▶ **Problem**
Extract every line from the records below that contains the word "options".

▶ **Given entries**
'''
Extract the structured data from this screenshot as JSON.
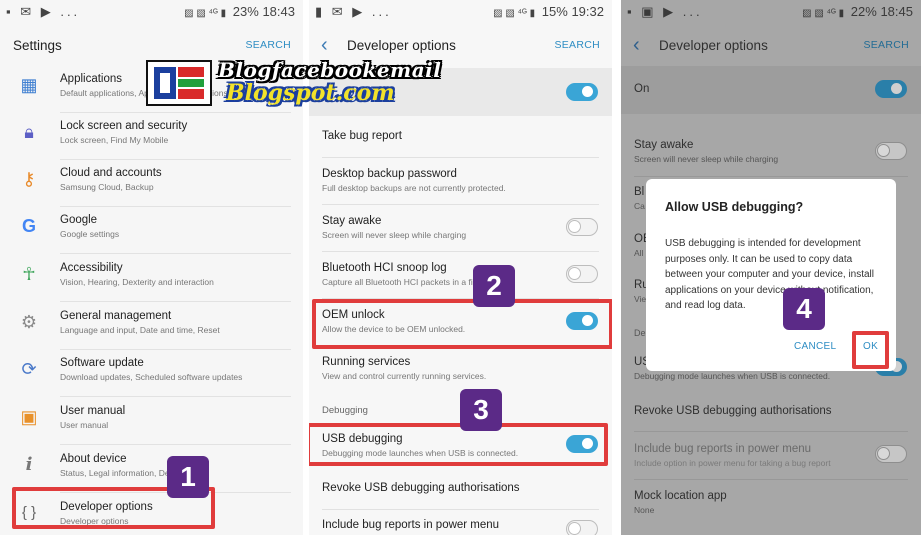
{
  "panel1": {
    "status": {
      "left_icons": "▪ ✉ ▶ ...",
      "right_icons": "▨ ▧ ⁴ᴳ ▮",
      "battery": "23%",
      "time": "18:43"
    },
    "title": "Settings",
    "search_label": "SEARCH",
    "items": [
      {
        "title": "Applications",
        "subtitle": "Default applications, Application permissions"
      },
      {
        "title": "Lock screen and security",
        "subtitle": "Lock screen, Find My Mobile"
      },
      {
        "title": "Cloud and accounts",
        "subtitle": "Samsung Cloud, Backup"
      },
      {
        "title": "Google",
        "subtitle": "Google settings"
      },
      {
        "title": "Accessibility",
        "subtitle": "Vision, Hearing, Dexterity and interaction"
      },
      {
        "title": "General management",
        "subtitle": "Language and input, Date and time, Reset"
      },
      {
        "title": "Software update",
        "subtitle": "Download updates, Scheduled software updates"
      },
      {
        "title": "User manual",
        "subtitle": "User manual"
      },
      {
        "title": "About device",
        "subtitle": "Status, Legal information, Device name"
      },
      {
        "title": "Developer options",
        "subtitle": "Developer options"
      }
    ],
    "step_badge": "1"
  },
  "panel2": {
    "status": {
      "left_icons": "▮ ✉ ▶ ...",
      "right_icons": "▨ ▧ ⁴ᴳ ▮",
      "battery": "15%",
      "time": "19:32"
    },
    "title": "Developer options",
    "search_label": "SEARCH",
    "items": [
      {
        "title": "Take bug report",
        "subtitle": ""
      },
      {
        "title": "Desktop backup password",
        "subtitle": "Full desktop backups are not currently protected."
      },
      {
        "title": "Stay awake",
        "subtitle": "Screen will never sleep while charging"
      },
      {
        "title": "Bluetooth HCI snoop log",
        "subtitle": "Capture all Bluetooth HCI packets in a file"
      },
      {
        "title": "OEM unlock",
        "subtitle": "Allow the device to be OEM unlocked."
      },
      {
        "title": "Running services",
        "subtitle": "View and control currently running services."
      },
      {
        "title": "USB debugging",
        "subtitle": "Debugging mode launches when USB is connected."
      },
      {
        "title": "Revoke USB debugging authorisations",
        "subtitle": ""
      },
      {
        "title": "Include bug reports in power menu",
        "subtitle": ""
      }
    ],
    "section_debugging": "Debugging",
    "step_badge_oem": "2",
    "step_badge_usb": "3"
  },
  "panel3": {
    "status": {
      "left_icons": "▪ ▣ ▶ ...",
      "right_icons": "▨ ▧ ⁴ᴳ ▮",
      "battery": "22%",
      "time": "18:45"
    },
    "title": "Developer options",
    "search_label": "SEARCH",
    "on_label": "On",
    "items": [
      {
        "title": "Stay awake",
        "subtitle": "Screen will never sleep while charging"
      },
      {
        "title": "Bl",
        "subtitle": "Ca"
      },
      {
        "title": "OE",
        "subtitle": "All"
      },
      {
        "title": "Ru",
        "subtitle": "Vie"
      },
      {
        "title": "De",
        "subtitle": ""
      },
      {
        "title": "US",
        "subtitle": "Debugging mode launches when USB is connected."
      },
      {
        "title": "Revoke USB debugging authorisations",
        "subtitle": ""
      },
      {
        "title": "Include bug reports in power menu",
        "subtitle": "Include option in power menu for taking a bug report"
      },
      {
        "title": "Mock location app",
        "subtitle": "None"
      }
    ],
    "dialog": {
      "title": "Allow USB debugging?",
      "body": "USB debugging is intended for development purposes only. It can be used to copy data between your computer and your device, install applications on your device without notification, and read log data.",
      "cancel_label": "CANCEL",
      "ok_label": "OK"
    },
    "step_badge": "4"
  },
  "watermark": {
    "line1": "Blogfacebookemail",
    "line2": "Blogspot.com"
  },
  "colors": {
    "accent": "#3aa5d6",
    "callout": "#e03c3c",
    "badge": "#5b2a87",
    "link": "#2e8dc3"
  }
}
'''
▶ **Answer to this problem**
        "title": "Developer options",
        "subtitle": "Developer options"
    "title": "Developer options",
    "title": "Developer options",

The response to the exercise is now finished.